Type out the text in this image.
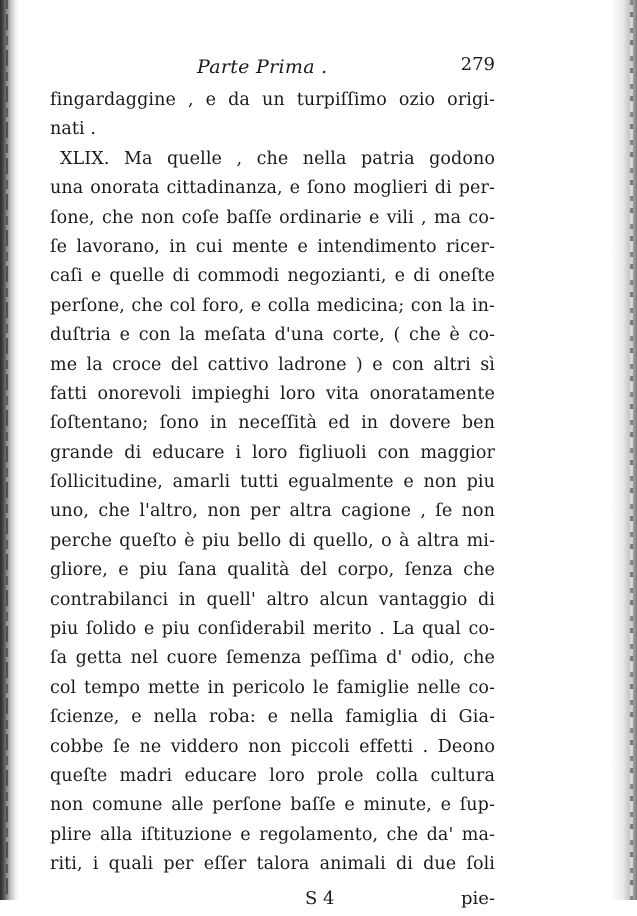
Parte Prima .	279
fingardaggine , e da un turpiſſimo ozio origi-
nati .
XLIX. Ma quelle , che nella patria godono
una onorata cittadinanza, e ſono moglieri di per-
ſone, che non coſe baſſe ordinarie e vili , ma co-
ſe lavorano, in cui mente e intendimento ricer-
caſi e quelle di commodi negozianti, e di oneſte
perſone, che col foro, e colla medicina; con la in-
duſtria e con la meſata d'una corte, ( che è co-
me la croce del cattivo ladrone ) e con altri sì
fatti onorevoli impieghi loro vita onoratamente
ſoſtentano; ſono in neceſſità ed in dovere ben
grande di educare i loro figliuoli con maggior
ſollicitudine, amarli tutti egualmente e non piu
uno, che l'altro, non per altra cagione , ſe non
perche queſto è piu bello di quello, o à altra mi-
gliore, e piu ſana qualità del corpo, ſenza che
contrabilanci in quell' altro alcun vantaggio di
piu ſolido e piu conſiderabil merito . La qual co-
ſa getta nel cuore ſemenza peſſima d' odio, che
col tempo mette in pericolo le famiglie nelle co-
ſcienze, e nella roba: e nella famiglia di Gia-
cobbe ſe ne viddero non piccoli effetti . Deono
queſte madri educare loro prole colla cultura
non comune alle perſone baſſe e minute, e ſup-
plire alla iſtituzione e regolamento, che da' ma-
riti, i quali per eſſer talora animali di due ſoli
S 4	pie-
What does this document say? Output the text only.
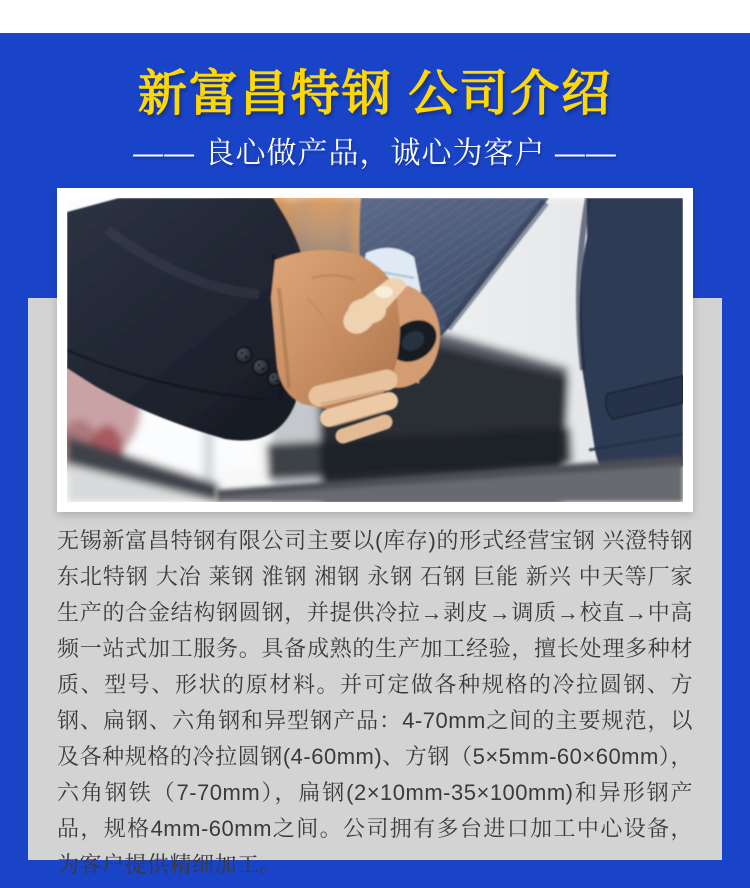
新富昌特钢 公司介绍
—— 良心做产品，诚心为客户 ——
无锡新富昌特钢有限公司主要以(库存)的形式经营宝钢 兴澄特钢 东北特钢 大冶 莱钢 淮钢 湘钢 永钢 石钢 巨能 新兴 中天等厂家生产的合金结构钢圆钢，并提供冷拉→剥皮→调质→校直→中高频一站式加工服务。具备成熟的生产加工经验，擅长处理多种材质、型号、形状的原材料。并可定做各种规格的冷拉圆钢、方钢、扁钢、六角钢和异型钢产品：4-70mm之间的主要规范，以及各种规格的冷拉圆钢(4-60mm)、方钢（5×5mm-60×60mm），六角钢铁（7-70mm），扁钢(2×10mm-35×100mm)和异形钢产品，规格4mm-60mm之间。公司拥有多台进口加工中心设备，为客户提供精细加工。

CHALLENGE: Retype only the lines from the one with "What does this" through the final line of the entries, please, and keep the pictures out.

SOLUTION TO THIS EXERCISE:
What does this document say? Output the text only.
新富昌特钢 公司介绍
—— 良心做产品，诚心为客户 ——
无锡新富昌特钢有限公司主要以(库存)的形式经营宝钢 兴澄特钢 东北特钢 大冶 莱钢 淮钢 湘钢 永钢 石钢 巨能 新兴 中天等厂家生产的合金结构钢圆钢，并提供冷拉→剥皮→调质→校直→中高频一站式加工服务。具备成熟的生产加工经验，擅长处理多种材质、型号、形状的原材料。并可定做各种规格的冷拉圆钢、方钢、扁钢、六角钢和异型钢产品：4-70mm之间的主要规范，以及各种规格的冷拉圆钢(4-60mm)、方钢（5×5mm-60×60mm），六角钢铁（7-70mm），扁钢(2×10mm-35×100mm)和异形钢产品，规格4mm-60mm之间。公司拥有多台进口加工中心设备，为客户提供精细加工。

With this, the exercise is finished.